Figure contents as structured data
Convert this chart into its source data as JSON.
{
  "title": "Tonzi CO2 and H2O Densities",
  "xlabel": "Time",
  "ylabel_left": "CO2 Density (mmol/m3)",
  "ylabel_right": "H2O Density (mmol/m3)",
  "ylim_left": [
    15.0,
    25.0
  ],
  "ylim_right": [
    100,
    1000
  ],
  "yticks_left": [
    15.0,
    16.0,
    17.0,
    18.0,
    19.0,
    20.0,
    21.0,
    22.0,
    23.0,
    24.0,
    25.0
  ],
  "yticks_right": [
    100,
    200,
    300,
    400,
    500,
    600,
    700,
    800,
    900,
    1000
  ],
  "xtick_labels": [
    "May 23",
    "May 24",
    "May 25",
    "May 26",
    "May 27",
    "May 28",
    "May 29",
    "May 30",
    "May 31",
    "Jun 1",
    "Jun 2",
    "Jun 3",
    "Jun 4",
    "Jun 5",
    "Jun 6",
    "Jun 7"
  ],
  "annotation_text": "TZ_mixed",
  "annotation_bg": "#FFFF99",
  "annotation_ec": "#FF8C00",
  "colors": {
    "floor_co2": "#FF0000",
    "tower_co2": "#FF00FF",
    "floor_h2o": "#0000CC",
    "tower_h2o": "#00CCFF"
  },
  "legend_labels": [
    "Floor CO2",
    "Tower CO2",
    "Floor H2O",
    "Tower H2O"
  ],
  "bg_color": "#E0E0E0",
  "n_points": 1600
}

**Task instructions**: Retype every record above exactly as it appears.

**Answer to this exercise**:
Convert this chart into its source data as JSON.
{
  "title": "Tonzi CO2 and H2O Densities",
  "xlabel": "Time",
  "ylabel_left": "CO2 Density (mmol/m3)",
  "ylabel_right": "H2O Density (mmol/m3)",
  "ylim_left": [
    15.0,
    25.0
  ],
  "ylim_right": [
    100,
    1000
  ],
  "yticks_left": [
    15.0,
    16.0,
    17.0,
    18.0,
    19.0,
    20.0,
    21.0,
    22.0,
    23.0,
    24.0,
    25.0
  ],
  "yticks_right": [
    100,
    200,
    300,
    400,
    500,
    600,
    700,
    800,
    900,
    1000
  ],
  "xtick_labels": [
    "May 23",
    "May 24",
    "May 25",
    "May 26",
    "May 27",
    "May 28",
    "May 29",
    "May 30",
    "May 31",
    "Jun 1",
    "Jun 2",
    "Jun 3",
    "Jun 4",
    "Jun 5",
    "Jun 6",
    "Jun 7"
  ],
  "annotation_text": "TZ_mixed",
  "annotation_bg": "#FFFF99",
  "annotation_ec": "#FF8C00",
  "colors": {
    "floor_co2": "#FF0000",
    "tower_co2": "#FF00FF",
    "floor_h2o": "#0000CC",
    "tower_h2o": "#00CCFF"
  },
  "legend_labels": [
    "Floor CO2",
    "Tower CO2",
    "Floor H2O",
    "Tower H2O"
  ],
  "bg_color": "#E0E0E0",
  "n_points": 1600
}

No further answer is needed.